**THE REQUEST**
Print all the data, keeping every line exactly as it is.

**RECORDS SHOWN**

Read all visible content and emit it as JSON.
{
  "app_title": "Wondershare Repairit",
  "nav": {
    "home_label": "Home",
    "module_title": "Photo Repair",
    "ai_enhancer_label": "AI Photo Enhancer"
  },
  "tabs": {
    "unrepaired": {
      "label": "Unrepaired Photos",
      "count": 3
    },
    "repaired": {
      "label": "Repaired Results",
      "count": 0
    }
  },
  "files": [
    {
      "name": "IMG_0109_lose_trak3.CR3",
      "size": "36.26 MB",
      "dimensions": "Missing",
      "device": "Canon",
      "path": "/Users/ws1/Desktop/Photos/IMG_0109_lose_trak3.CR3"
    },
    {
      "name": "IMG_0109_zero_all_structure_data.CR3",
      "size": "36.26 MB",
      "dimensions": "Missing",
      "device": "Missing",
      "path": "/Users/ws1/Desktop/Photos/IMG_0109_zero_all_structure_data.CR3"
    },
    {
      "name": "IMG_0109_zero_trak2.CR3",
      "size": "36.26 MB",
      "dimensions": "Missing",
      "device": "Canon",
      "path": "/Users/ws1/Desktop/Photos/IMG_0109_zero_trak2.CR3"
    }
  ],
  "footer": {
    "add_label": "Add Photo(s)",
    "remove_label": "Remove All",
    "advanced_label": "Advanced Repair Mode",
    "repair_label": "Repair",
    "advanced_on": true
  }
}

**RESPONSE TO THIS TASK**
Read all visible content and emit it as JSON.
{
  "app_title": "Wondershare Repairit",
  "nav": {
    "home_label": "Home",
    "module_title": "Photo Repair",
    "ai_enhancer_label": "AI Photo Enhancer"
  },
  "tabs": {
    "unrepaired": {
      "label": "Unrepaired Photos",
      "count": 3
    },
    "repaired": {
      "label": "Repaired Results",
      "count": 0
    }
  },
  "files": [
    {
      "name": "IMG_0109_lose_trak3.CR3",
      "size": "36.26 MB",
      "dimensions": "Missing",
      "device": "Canon",
      "path": "/Users/ws1/Desktop/Photos/IMG_0109_lose_trak3.CR3"
    },
    {
      "name": "IMG_0109_zero_all_structure_data.CR3",
      "size": "36.26 MB",
      "dimensions": "Missing",
      "device": "Missing",
      "path": "/Users/ws1/Desktop/Photos/IMG_0109_zero_all_structure_data.CR3"
    },
    {
      "name": "IMG_0109_zero_trak2.CR3",
      "size": "36.26 MB",
      "dimensions": "Missing",
      "device": "Canon",
      "path": "/Users/ws1/Desktop/Photos/IMG_0109_zero_trak2.CR3"
    }
  ],
  "footer": {
    "add_label": "Add Photo(s)",
    "remove_label": "Remove All",
    "advanced_label": "Advanced Repair Mode",
    "repair_label": "Repair",
    "advanced_on": true
  }
}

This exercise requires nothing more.